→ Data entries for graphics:

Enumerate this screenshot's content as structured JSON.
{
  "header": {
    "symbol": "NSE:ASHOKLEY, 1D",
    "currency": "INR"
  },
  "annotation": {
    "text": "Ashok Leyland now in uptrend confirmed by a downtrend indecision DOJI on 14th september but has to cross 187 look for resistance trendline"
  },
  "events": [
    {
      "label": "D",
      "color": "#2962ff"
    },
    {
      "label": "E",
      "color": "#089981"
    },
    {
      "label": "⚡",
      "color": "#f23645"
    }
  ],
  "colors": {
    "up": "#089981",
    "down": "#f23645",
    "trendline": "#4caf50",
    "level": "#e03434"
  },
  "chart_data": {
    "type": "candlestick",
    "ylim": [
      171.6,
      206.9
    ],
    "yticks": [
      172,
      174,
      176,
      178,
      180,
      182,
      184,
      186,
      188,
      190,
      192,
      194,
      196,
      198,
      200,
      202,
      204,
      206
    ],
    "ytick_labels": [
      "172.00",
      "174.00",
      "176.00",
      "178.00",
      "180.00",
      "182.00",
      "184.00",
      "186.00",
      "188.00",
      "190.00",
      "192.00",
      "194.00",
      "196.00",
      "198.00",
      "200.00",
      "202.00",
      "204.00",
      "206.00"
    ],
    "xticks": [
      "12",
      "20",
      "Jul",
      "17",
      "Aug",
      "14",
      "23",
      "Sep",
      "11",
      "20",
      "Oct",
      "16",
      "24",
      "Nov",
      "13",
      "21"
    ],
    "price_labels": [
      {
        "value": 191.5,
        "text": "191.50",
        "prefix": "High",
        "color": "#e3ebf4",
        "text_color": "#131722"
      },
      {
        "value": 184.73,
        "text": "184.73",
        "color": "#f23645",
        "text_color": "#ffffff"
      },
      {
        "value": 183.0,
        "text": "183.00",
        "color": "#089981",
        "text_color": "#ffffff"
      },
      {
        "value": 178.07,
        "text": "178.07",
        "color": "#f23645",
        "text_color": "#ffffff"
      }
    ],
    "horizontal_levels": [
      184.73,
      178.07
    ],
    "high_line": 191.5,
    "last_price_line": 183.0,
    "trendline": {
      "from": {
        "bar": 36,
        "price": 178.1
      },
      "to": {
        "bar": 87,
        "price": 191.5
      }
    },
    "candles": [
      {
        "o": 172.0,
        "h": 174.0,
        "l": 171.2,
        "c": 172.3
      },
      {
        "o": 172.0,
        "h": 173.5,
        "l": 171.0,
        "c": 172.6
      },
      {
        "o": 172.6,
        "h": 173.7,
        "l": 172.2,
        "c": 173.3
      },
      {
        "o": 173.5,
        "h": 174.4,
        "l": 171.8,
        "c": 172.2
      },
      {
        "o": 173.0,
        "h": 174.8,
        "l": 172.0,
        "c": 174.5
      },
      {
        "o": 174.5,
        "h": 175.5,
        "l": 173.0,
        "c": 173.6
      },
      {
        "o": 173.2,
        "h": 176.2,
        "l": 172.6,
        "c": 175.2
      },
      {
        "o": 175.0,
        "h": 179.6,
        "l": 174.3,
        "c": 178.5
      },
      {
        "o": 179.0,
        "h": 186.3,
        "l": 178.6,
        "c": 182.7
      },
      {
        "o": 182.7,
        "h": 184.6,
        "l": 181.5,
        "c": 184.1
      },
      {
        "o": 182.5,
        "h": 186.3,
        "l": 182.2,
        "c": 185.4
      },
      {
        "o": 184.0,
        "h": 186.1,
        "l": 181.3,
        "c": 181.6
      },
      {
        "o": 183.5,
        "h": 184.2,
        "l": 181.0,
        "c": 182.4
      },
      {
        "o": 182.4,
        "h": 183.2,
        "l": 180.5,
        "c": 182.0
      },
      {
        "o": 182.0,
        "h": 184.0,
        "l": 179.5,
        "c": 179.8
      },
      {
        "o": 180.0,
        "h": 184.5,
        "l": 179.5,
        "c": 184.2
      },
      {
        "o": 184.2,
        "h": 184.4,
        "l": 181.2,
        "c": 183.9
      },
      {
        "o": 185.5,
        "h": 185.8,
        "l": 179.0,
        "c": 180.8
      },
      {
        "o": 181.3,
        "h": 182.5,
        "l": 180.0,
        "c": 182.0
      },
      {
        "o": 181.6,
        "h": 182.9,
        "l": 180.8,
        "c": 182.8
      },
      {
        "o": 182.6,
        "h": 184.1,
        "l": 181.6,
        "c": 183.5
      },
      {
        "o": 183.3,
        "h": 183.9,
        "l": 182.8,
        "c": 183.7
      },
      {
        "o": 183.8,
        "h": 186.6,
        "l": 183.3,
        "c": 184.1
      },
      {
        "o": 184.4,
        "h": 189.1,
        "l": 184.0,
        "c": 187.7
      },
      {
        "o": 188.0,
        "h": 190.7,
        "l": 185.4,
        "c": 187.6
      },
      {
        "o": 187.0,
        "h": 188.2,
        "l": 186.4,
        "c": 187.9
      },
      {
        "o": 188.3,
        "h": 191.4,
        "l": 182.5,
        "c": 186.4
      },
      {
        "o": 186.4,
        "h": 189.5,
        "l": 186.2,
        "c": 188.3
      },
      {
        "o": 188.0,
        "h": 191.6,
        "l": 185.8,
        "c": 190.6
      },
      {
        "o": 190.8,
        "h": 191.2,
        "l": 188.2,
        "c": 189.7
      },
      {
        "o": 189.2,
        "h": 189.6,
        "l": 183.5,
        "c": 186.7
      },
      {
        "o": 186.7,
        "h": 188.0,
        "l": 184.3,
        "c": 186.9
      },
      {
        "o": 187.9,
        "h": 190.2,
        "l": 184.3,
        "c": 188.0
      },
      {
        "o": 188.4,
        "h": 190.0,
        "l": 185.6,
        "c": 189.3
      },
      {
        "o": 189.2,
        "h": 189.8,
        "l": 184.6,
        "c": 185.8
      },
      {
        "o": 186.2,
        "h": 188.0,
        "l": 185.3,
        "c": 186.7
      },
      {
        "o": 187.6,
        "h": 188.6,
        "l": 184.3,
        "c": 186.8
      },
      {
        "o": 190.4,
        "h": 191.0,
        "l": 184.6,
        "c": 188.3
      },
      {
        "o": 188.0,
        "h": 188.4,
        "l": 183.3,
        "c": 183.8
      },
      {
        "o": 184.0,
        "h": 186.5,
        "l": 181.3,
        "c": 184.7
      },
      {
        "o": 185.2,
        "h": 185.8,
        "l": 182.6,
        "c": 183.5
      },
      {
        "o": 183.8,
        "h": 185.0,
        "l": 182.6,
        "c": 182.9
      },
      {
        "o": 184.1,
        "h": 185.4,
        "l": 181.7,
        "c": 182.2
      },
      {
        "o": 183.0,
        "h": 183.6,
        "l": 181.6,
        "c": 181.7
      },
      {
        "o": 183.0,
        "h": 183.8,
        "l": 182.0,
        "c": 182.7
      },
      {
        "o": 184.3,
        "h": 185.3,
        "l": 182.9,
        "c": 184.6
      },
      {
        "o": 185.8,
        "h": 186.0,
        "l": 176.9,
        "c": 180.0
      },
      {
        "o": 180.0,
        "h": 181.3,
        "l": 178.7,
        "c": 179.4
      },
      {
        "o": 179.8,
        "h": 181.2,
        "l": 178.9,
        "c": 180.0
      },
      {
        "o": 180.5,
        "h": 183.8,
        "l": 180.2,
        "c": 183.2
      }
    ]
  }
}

→ TO DO:
Please set down the whole listing above without altering a single line.

→ SOLUTION TO THE EXERCISE:
Enumerate this screenshot's content as structured JSON.
{
  "header": {
    "symbol": "NSE:ASHOKLEY, 1D",
    "currency": "INR"
  },
  "annotation": {
    "text": "Ashok Leyland now in uptrend confirmed by a downtrend indecision DOJI on 14th september but has to cross 187 look for resistance trendline"
  },
  "events": [
    {
      "label": "D",
      "color": "#2962ff"
    },
    {
      "label": "E",
      "color": "#089981"
    },
    {
      "label": "⚡",
      "color": "#f23645"
    }
  ],
  "colors": {
    "up": "#089981",
    "down": "#f23645",
    "trendline": "#4caf50",
    "level": "#e03434"
  },
  "chart_data": {
    "type": "candlestick",
    "ylim": [
      171.6,
      206.9
    ],
    "yticks": [
      172,
      174,
      176,
      178,
      180,
      182,
      184,
      186,
      188,
      190,
      192,
      194,
      196,
      198,
      200,
      202,
      204,
      206
    ],
    "ytick_labels": [
      "172.00",
      "174.00",
      "176.00",
      "178.00",
      "180.00",
      "182.00",
      "184.00",
      "186.00",
      "188.00",
      "190.00",
      "192.00",
      "194.00",
      "196.00",
      "198.00",
      "200.00",
      "202.00",
      "204.00",
      "206.00"
    ],
    "xticks": [
      "12",
      "20",
      "Jul",
      "17",
      "Aug",
      "14",
      "23",
      "Sep",
      "11",
      "20",
      "Oct",
      "16",
      "24",
      "Nov",
      "13",
      "21"
    ],
    "price_labels": [
      {
        "value": 191.5,
        "text": "191.50",
        "prefix": "High",
        "color": "#e3ebf4",
        "text_color": "#131722"
      },
      {
        "value": 184.73,
        "text": "184.73",
        "color": "#f23645",
        "text_color": "#ffffff"
      },
      {
        "value": 183.0,
        "text": "183.00",
        "color": "#089981",
        "text_color": "#ffffff"
      },
      {
        "value": 178.07,
        "text": "178.07",
        "color": "#f23645",
        "text_color": "#ffffff"
      }
    ],
    "horizontal_levels": [
      184.73,
      178.07
    ],
    "high_line": 191.5,
    "last_price_line": 183.0,
    "trendline": {
      "from": {
        "bar": 36,
        "price": 178.1
      },
      "to": {
        "bar": 87,
        "price": 191.5
      }
    },
    "candles": [
      {
        "o": 172.0,
        "h": 174.0,
        "l": 171.2,
        "c": 172.3
      },
      {
        "o": 172.0,
        "h": 173.5,
        "l": 171.0,
        "c": 172.6
      },
      {
        "o": 172.6,
        "h": 173.7,
        "l": 172.2,
        "c": 173.3
      },
      {
        "o": 173.5,
        "h": 174.4,
        "l": 171.8,
        "c": 172.2
      },
      {
        "o": 173.0,
        "h": 174.8,
        "l": 172.0,
        "c": 174.5
      },
      {
        "o": 174.5,
        "h": 175.5,
        "l": 173.0,
        "c": 173.6
      },
      {
        "o": 173.2,
        "h": 176.2,
        "l": 172.6,
        "c": 175.2
      },
      {
        "o": 175.0,
        "h": 179.6,
        "l": 174.3,
        "c": 178.5
      },
      {
        "o": 179.0,
        "h": 186.3,
        "l": 178.6,
        "c": 182.7
      },
      {
        "o": 182.7,
        "h": 184.6,
        "l": 181.5,
        "c": 184.1
      },
      {
        "o": 182.5,
        "h": 186.3,
        "l": 182.2,
        "c": 185.4
      },
      {
        "o": 184.0,
        "h": 186.1,
        "l": 181.3,
        "c": 181.6
      },
      {
        "o": 183.5,
        "h": 184.2,
        "l": 181.0,
        "c": 182.4
      },
      {
        "o": 182.4,
        "h": 183.2,
        "l": 180.5,
        "c": 182.0
      },
      {
        "o": 182.0,
        "h": 184.0,
        "l": 179.5,
        "c": 179.8
      },
      {
        "o": 180.0,
        "h": 184.5,
        "l": 179.5,
        "c": 184.2
      },
      {
        "o": 184.2,
        "h": 184.4,
        "l": 181.2,
        "c": 183.9
      },
      {
        "o": 185.5,
        "h": 185.8,
        "l": 179.0,
        "c": 180.8
      },
      {
        "o": 181.3,
        "h": 182.5,
        "l": 180.0,
        "c": 182.0
      },
      {
        "o": 181.6,
        "h": 182.9,
        "l": 180.8,
        "c": 182.8
      },
      {
        "o": 182.6,
        "h": 184.1,
        "l": 181.6,
        "c": 183.5
      },
      {
        "o": 183.3,
        "h": 183.9,
        "l": 182.8,
        "c": 183.7
      },
      {
        "o": 183.8,
        "h": 186.6,
        "l": 183.3,
        "c": 184.1
      },
      {
        "o": 184.4,
        "h": 189.1,
        "l": 184.0,
        "c": 187.7
      },
      {
        "o": 188.0,
        "h": 190.7,
        "l": 185.4,
        "c": 187.6
      },
      {
        "o": 187.0,
        "h": 188.2,
        "l": 186.4,
        "c": 187.9
      },
      {
        "o": 188.3,
        "h": 191.4,
        "l": 182.5,
        "c": 186.4
      },
      {
        "o": 186.4,
        "h": 189.5,
        "l": 186.2,
        "c": 188.3
      },
      {
        "o": 188.0,
        "h": 191.6,
        "l": 185.8,
        "c": 190.6
      },
      {
        "o": 190.8,
        "h": 191.2,
        "l": 188.2,
        "c": 189.7
      },
      {
        "o": 189.2,
        "h": 189.6,
        "l": 183.5,
        "c": 186.7
      },
      {
        "o": 186.7,
        "h": 188.0,
        "l": 184.3,
        "c": 186.9
      },
      {
        "o": 187.9,
        "h": 190.2,
        "l": 184.3,
        "c": 188.0
      },
      {
        "o": 188.4,
        "h": 190.0,
        "l": 185.6,
        "c": 189.3
      },
      {
        "o": 189.2,
        "h": 189.8,
        "l": 184.6,
        "c": 185.8
      },
      {
        "o": 186.2,
        "h": 188.0,
        "l": 185.3,
        "c": 186.7
      },
      {
        "o": 187.6,
        "h": 188.6,
        "l": 184.3,
        "c": 186.8
      },
      {
        "o": 190.4,
        "h": 191.0,
        "l": 184.6,
        "c": 188.3
      },
      {
        "o": 188.0,
        "h": 188.4,
        "l": 183.3,
        "c": 183.8
      },
      {
        "o": 184.0,
        "h": 186.5,
        "l": 181.3,
        "c": 184.7
      },
      {
        "o": 185.2,
        "h": 185.8,
        "l": 182.6,
        "c": 183.5
      },
      {
        "o": 183.8,
        "h": 185.0,
        "l": 182.6,
        "c": 182.9
      },
      {
        "o": 184.1,
        "h": 185.4,
        "l": 181.7,
        "c": 182.2
      },
      {
        "o": 183.0,
        "h": 183.6,
        "l": 181.6,
        "c": 181.7
      },
      {
        "o": 183.0,
        "h": 183.8,
        "l": 182.0,
        "c": 182.7
      },
      {
        "o": 184.3,
        "h": 185.3,
        "l": 182.9,
        "c": 184.6
      },
      {
        "o": 185.8,
        "h": 186.0,
        "l": 176.9,
        "c": 180.0
      },
      {
        "o": 180.0,
        "h": 181.3,
        "l": 178.7,
        "c": 179.4
      },
      {
        "o": 179.8,
        "h": 181.2,
        "l": 178.9,
        "c": 180.0
      },
      {
        "o": 180.5,
        "h": 183.8,
        "l": 180.2,
        "c": 183.2
      }
    ]
  }
}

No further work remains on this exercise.